## Extracted records
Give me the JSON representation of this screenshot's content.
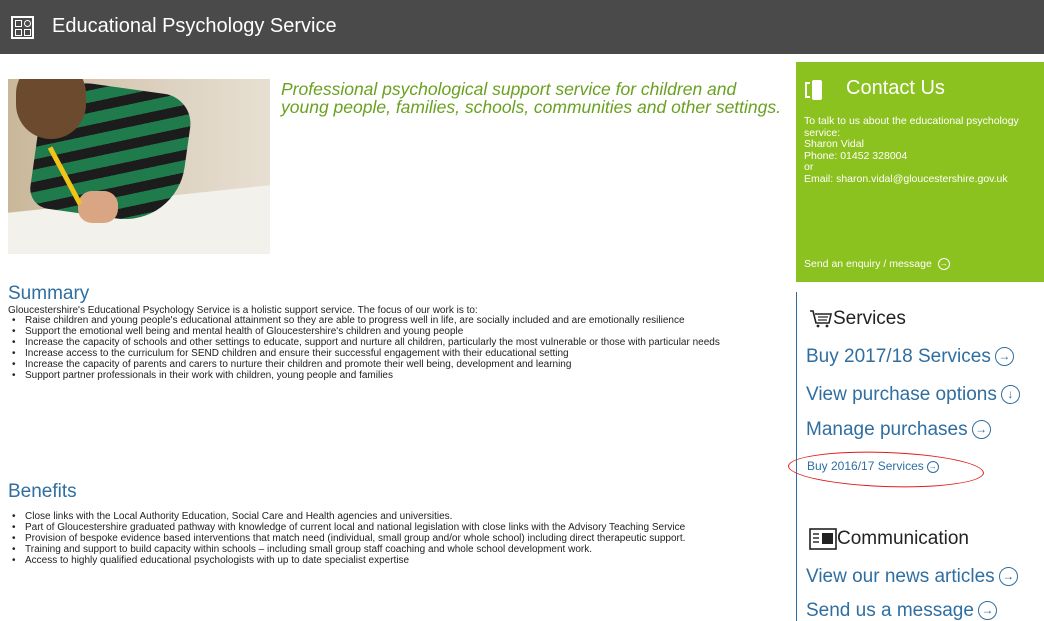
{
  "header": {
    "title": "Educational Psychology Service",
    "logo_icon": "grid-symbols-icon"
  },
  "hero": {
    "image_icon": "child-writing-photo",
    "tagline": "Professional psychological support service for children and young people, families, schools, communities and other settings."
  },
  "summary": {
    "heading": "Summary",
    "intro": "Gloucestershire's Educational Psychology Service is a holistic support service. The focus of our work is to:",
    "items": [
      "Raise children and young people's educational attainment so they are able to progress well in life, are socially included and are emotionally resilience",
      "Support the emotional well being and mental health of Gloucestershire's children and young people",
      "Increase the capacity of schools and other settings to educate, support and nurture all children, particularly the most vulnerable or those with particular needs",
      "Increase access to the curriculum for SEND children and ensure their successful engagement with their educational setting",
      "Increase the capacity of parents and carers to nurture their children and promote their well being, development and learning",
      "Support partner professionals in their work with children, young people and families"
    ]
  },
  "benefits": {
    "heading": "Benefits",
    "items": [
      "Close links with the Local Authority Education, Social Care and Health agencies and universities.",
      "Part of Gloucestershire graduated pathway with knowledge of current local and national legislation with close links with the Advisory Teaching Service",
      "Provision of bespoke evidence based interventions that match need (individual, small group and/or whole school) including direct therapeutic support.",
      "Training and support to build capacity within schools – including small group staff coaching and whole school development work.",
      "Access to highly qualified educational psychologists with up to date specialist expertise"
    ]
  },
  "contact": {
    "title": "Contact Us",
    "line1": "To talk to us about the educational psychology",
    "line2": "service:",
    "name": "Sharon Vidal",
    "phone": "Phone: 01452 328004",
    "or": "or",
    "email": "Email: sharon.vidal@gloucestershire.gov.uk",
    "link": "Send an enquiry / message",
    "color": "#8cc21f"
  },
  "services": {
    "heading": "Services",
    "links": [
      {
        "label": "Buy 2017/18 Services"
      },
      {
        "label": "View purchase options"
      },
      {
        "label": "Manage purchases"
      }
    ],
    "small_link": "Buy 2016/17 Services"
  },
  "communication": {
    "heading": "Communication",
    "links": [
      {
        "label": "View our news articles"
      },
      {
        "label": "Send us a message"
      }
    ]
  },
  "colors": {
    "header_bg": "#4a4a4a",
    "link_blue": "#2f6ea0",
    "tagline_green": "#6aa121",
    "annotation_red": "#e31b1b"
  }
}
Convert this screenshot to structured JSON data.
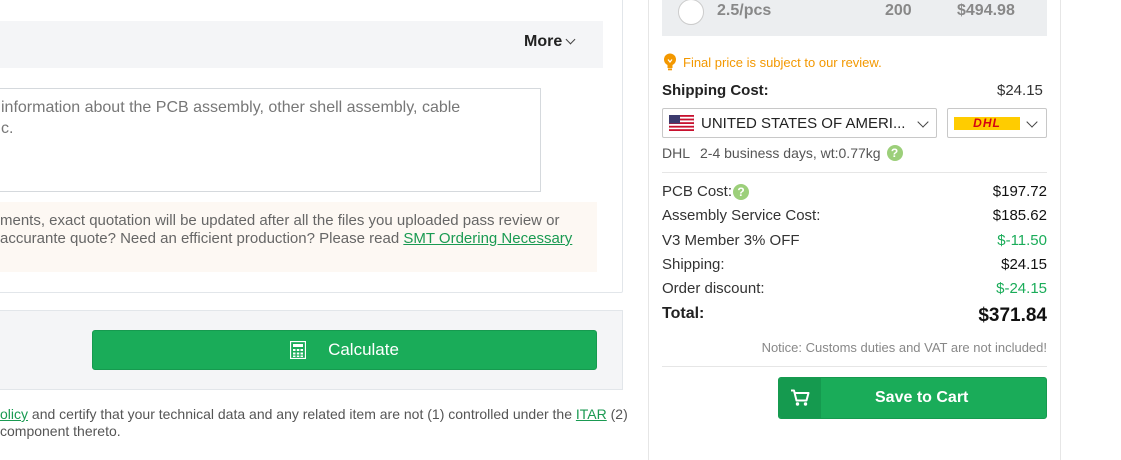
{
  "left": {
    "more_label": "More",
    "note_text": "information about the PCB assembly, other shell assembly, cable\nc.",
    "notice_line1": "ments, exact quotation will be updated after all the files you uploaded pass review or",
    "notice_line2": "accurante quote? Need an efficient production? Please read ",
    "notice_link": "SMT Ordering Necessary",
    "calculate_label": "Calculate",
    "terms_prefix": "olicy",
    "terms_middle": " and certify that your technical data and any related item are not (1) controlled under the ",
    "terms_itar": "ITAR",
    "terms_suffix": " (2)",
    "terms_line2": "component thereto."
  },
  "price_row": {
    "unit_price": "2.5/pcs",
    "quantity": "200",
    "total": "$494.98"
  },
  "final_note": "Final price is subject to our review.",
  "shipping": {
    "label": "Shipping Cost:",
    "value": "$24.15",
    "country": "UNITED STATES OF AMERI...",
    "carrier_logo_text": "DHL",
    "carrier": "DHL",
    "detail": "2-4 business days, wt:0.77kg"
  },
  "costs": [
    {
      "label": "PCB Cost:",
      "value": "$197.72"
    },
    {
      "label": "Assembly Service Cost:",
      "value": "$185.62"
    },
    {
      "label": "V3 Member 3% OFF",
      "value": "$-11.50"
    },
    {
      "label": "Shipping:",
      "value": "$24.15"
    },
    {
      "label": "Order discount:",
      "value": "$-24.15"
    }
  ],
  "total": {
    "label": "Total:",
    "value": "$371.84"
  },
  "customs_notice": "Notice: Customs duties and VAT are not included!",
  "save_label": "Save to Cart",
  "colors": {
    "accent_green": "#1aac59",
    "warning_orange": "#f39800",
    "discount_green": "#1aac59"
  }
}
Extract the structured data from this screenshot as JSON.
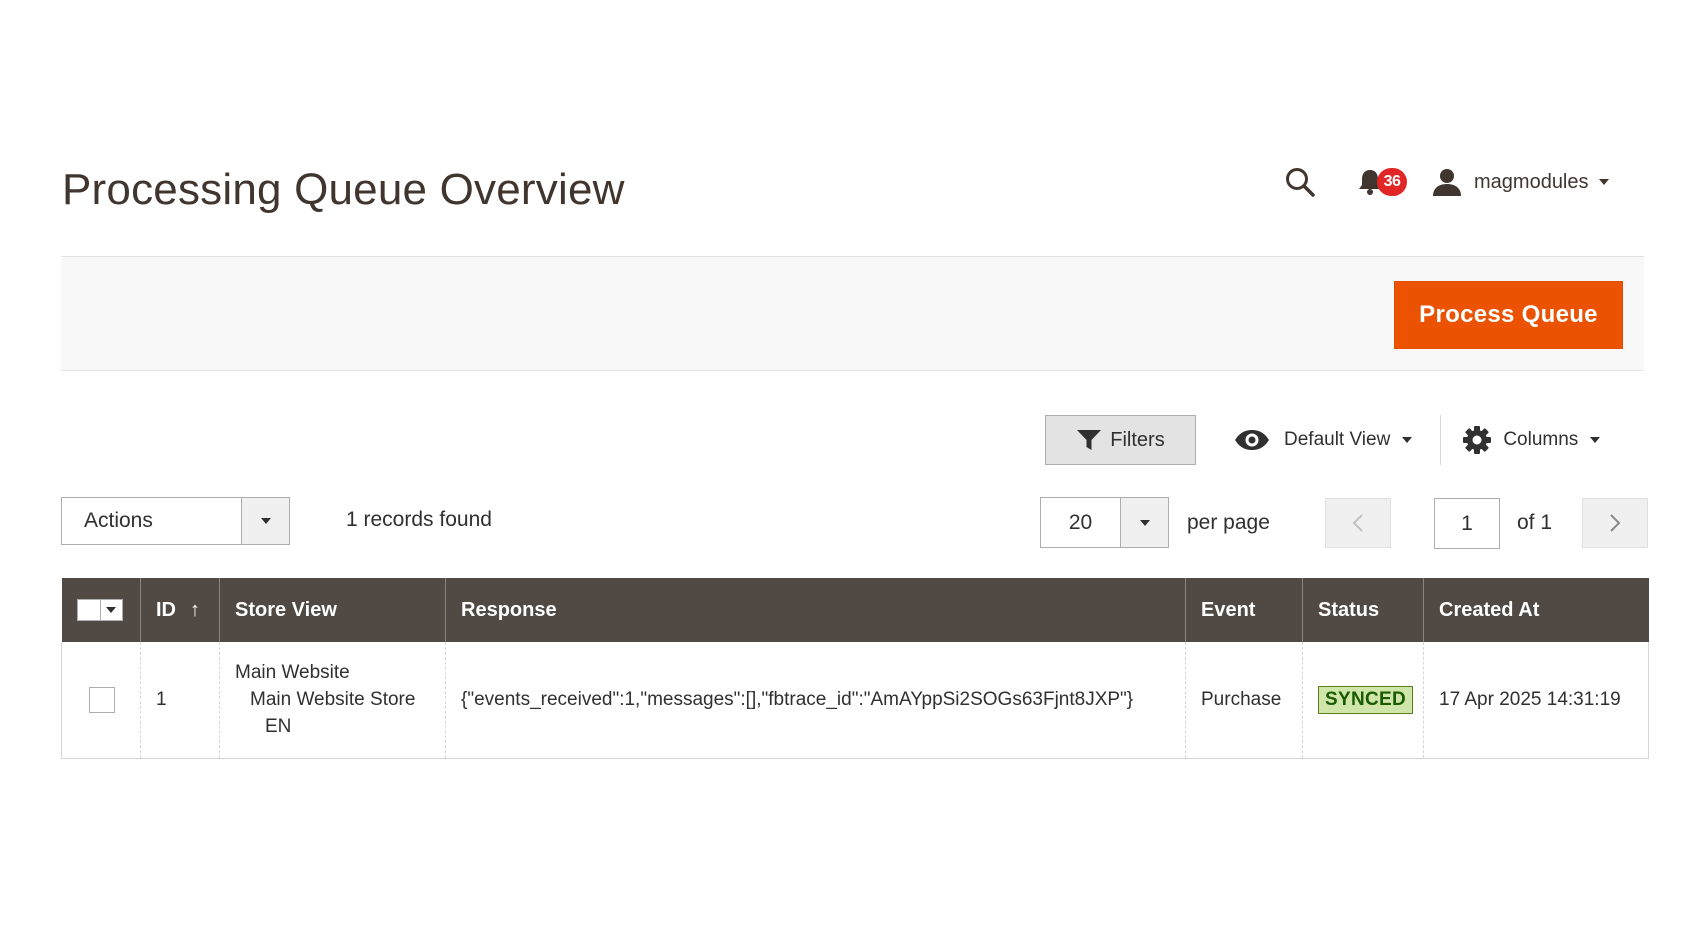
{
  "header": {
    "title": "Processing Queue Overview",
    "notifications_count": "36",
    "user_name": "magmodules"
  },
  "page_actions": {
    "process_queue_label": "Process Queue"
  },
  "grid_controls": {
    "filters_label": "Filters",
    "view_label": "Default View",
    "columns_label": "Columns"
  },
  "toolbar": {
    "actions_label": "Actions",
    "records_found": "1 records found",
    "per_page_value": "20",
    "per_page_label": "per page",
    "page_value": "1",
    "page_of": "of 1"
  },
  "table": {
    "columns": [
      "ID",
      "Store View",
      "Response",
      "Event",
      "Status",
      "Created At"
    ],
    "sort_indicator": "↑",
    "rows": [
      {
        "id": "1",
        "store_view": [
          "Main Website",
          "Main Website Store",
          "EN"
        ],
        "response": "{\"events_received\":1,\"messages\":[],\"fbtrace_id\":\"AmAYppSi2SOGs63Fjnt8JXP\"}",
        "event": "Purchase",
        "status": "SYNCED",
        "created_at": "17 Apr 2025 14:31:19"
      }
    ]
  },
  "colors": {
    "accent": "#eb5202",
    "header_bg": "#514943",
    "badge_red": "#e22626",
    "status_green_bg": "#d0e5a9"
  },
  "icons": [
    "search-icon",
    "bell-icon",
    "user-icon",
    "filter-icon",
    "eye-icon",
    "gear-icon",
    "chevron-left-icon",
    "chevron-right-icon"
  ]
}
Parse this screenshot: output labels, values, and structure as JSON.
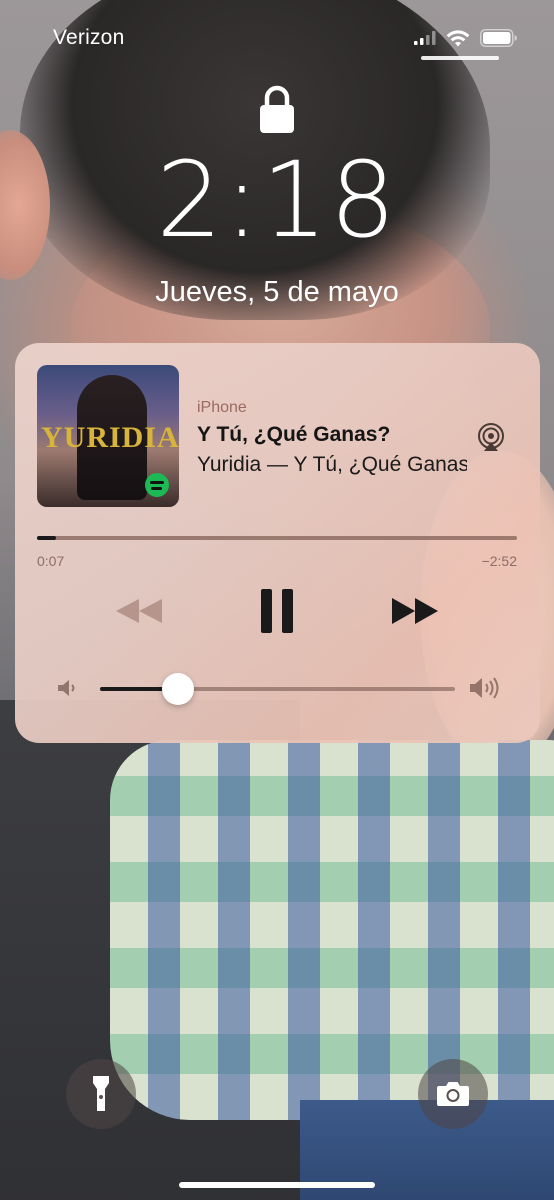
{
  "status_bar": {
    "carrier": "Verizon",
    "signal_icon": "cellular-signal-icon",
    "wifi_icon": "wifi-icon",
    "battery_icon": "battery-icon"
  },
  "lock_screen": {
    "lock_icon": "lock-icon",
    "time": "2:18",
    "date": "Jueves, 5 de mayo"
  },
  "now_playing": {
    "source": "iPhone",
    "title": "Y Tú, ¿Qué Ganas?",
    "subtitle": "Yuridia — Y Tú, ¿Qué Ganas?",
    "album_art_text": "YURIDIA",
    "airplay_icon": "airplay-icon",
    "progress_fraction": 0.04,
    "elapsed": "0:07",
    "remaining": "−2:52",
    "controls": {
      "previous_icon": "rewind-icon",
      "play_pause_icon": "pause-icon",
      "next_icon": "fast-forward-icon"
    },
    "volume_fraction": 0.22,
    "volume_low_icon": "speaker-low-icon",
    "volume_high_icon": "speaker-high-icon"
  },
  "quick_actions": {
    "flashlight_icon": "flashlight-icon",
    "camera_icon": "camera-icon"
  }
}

## Challenge
List every line above containing the word "including".

## Solved exercise
      "Provision of bespoke evidence based interventions that match need (individual, small group and/or whole school) including direct therapeutic support.",
      "Training and support to build capacity within schools – including small group staff coaching and whole school development work.",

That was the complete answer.